Set task.
Copy out the records precisely, omitting pictures.
start Entries shown
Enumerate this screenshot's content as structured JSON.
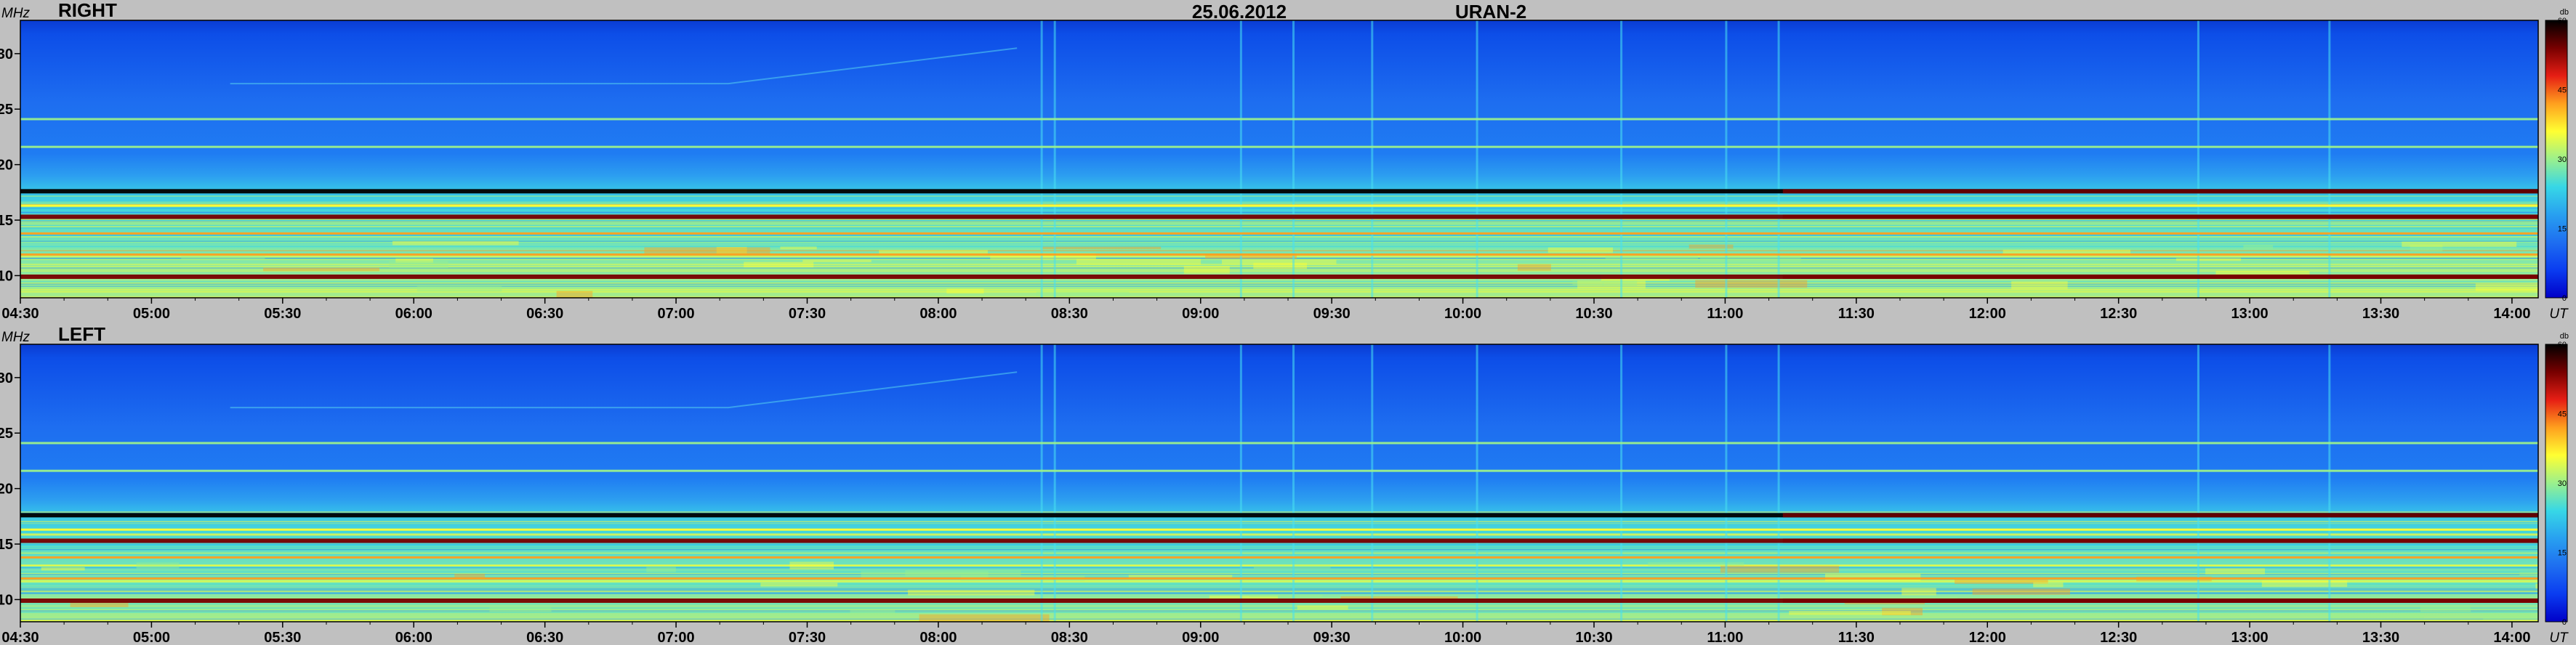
{
  "header": {
    "date": "25.06.2012",
    "instrument": "URAN-2"
  },
  "colors": {
    "background": "#c0c0c0",
    "palette": [
      "#0000c8",
      "#0a3cf0",
      "#1e6ef0",
      "#28a0f0",
      "#37d7e6",
      "#9bf08c",
      "#ffff32",
      "#ffa01e",
      "#e61e14",
      "#780000",
      "#000000"
    ]
  },
  "chart_data": [
    {
      "type": "heatmap",
      "title": "RIGHT",
      "ylabel": "MHz",
      "xlabel": "UT",
      "xticks": [
        "04:30",
        "05:00",
        "05:30",
        "06:00",
        "06:30",
        "07:00",
        "07:30",
        "08:00",
        "08:30",
        "09:00",
        "09:30",
        "10:00",
        "10:30",
        "11:00",
        "11:30",
        "12:00",
        "12:30",
        "13:00",
        "13:30",
        "14:00"
      ],
      "yticks": [
        "10",
        "15",
        "20",
        "25",
        "30"
      ],
      "xlim_hours": [
        4.5,
        14.1
      ],
      "ylim_mhz": [
        8,
        33
      ],
      "colorbar": {
        "label": "db",
        "ticks": [
          "0",
          "15",
          "30",
          "45",
          "60"
        ],
        "range": [
          0,
          60
        ]
      },
      "features": {
        "background_db": 5,
        "lower_band_db": 28,
        "horizontal_lines_mhz": [
          {
            "f": 9.9,
            "db": 52
          },
          {
            "f": 11.9,
            "db": 40
          },
          {
            "f": 13.8,
            "db": 40
          },
          {
            "f": 15.3,
            "db": 55
          },
          {
            "f": 16.3,
            "db": 34
          },
          {
            "f": 17.6,
            "db": 58
          },
          {
            "f": 21.6,
            "db": 30
          },
          {
            "f": 24.1,
            "db": 30
          }
        ],
        "vertical_bursts_ut": [
          8.39,
          8.44,
          9.15,
          9.35,
          9.65,
          10.05,
          10.6,
          11.0,
          11.2,
          12.8,
          13.3
        ]
      }
    },
    {
      "type": "heatmap",
      "title": "LEFT",
      "ylabel": "MHz",
      "xlabel": "UT",
      "xticks": [
        "04:30",
        "05:00",
        "05:30",
        "06:00",
        "06:30",
        "07:00",
        "07:30",
        "08:00",
        "08:30",
        "09:00",
        "09:30",
        "10:00",
        "10:30",
        "11:00",
        "11:30",
        "12:00",
        "12:30",
        "13:00",
        "13:30",
        "14:00"
      ],
      "yticks": [
        "10",
        "15",
        "20",
        "25",
        "30"
      ],
      "xlim_hours": [
        4.5,
        14.1
      ],
      "ylim_mhz": [
        8,
        33
      ],
      "colorbar": {
        "label": "db",
        "ticks": [
          "0",
          "15",
          "30",
          "45",
          "60"
        ],
        "range": [
          0,
          60
        ]
      },
      "features": {
        "background_db": 5,
        "lower_band_db": 28,
        "horizontal_lines_mhz": [
          {
            "f": 9.9,
            "db": 54
          },
          {
            "f": 11.9,
            "db": 40
          },
          {
            "f": 13.8,
            "db": 42
          },
          {
            "f": 15.3,
            "db": 56
          },
          {
            "f": 16.3,
            "db": 36
          },
          {
            "f": 17.6,
            "db": 58
          },
          {
            "f": 21.6,
            "db": 30
          },
          {
            "f": 24.1,
            "db": 30
          }
        ],
        "vertical_bursts_ut": [
          8.39,
          8.44,
          9.15,
          9.35,
          9.65,
          10.05,
          10.6,
          11.0,
          11.2,
          12.8,
          13.3
        ]
      }
    }
  ]
}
end Entries shown
Completed exercise.
Enumerate this screenshot's content as structured JSON.
{
  "header": {
    "date": "25.06.2012",
    "instrument": "URAN-2"
  },
  "colors": {
    "background": "#c0c0c0",
    "palette": [
      "#0000c8",
      "#0a3cf0",
      "#1e6ef0",
      "#28a0f0",
      "#37d7e6",
      "#9bf08c",
      "#ffff32",
      "#ffa01e",
      "#e61e14",
      "#780000",
      "#000000"
    ]
  },
  "chart_data": [
    {
      "type": "heatmap",
      "title": "RIGHT",
      "ylabel": "MHz",
      "xlabel": "UT",
      "xticks": [
        "04:30",
        "05:00",
        "05:30",
        "06:00",
        "06:30",
        "07:00",
        "07:30",
        "08:00",
        "08:30",
        "09:00",
        "09:30",
        "10:00",
        "10:30",
        "11:00",
        "11:30",
        "12:00",
        "12:30",
        "13:00",
        "13:30",
        "14:00"
      ],
      "yticks": [
        "10",
        "15",
        "20",
        "25",
        "30"
      ],
      "xlim_hours": [
        4.5,
        14.1
      ],
      "ylim_mhz": [
        8,
        33
      ],
      "colorbar": {
        "label": "db",
        "ticks": [
          "0",
          "15",
          "30",
          "45",
          "60"
        ],
        "range": [
          0,
          60
        ]
      },
      "features": {
        "background_db": 5,
        "lower_band_db": 28,
        "horizontal_lines_mhz": [
          {
            "f": 9.9,
            "db": 52
          },
          {
            "f": 11.9,
            "db": 40
          },
          {
            "f": 13.8,
            "db": 40
          },
          {
            "f": 15.3,
            "db": 55
          },
          {
            "f": 16.3,
            "db": 34
          },
          {
            "f": 17.6,
            "db": 58
          },
          {
            "f": 21.6,
            "db": 30
          },
          {
            "f": 24.1,
            "db": 30
          }
        ],
        "vertical_bursts_ut": [
          8.39,
          8.44,
          9.15,
          9.35,
          9.65,
          10.05,
          10.6,
          11.0,
          11.2,
          12.8,
          13.3
        ]
      }
    },
    {
      "type": "heatmap",
      "title": "LEFT",
      "ylabel": "MHz",
      "xlabel": "UT",
      "xticks": [
        "04:30",
        "05:00",
        "05:30",
        "06:00",
        "06:30",
        "07:00",
        "07:30",
        "08:00",
        "08:30",
        "09:00",
        "09:30",
        "10:00",
        "10:30",
        "11:00",
        "11:30",
        "12:00",
        "12:30",
        "13:00",
        "13:30",
        "14:00"
      ],
      "yticks": [
        "10",
        "15",
        "20",
        "25",
        "30"
      ],
      "xlim_hours": [
        4.5,
        14.1
      ],
      "ylim_mhz": [
        8,
        33
      ],
      "colorbar": {
        "label": "db",
        "ticks": [
          "0",
          "15",
          "30",
          "45",
          "60"
        ],
        "range": [
          0,
          60
        ]
      },
      "features": {
        "background_db": 5,
        "lower_band_db": 28,
        "horizontal_lines_mhz": [
          {
            "f": 9.9,
            "db": 54
          },
          {
            "f": 11.9,
            "db": 40
          },
          {
            "f": 13.8,
            "db": 42
          },
          {
            "f": 15.3,
            "db": 56
          },
          {
            "f": 16.3,
            "db": 36
          },
          {
            "f": 17.6,
            "db": 58
          },
          {
            "f": 21.6,
            "db": 30
          },
          {
            "f": 24.1,
            "db": 30
          }
        ],
        "vertical_bursts_ut": [
          8.39,
          8.44,
          9.15,
          9.35,
          9.65,
          10.05,
          10.6,
          11.0,
          11.2,
          12.8,
          13.3
        ]
      }
    }
  ]
}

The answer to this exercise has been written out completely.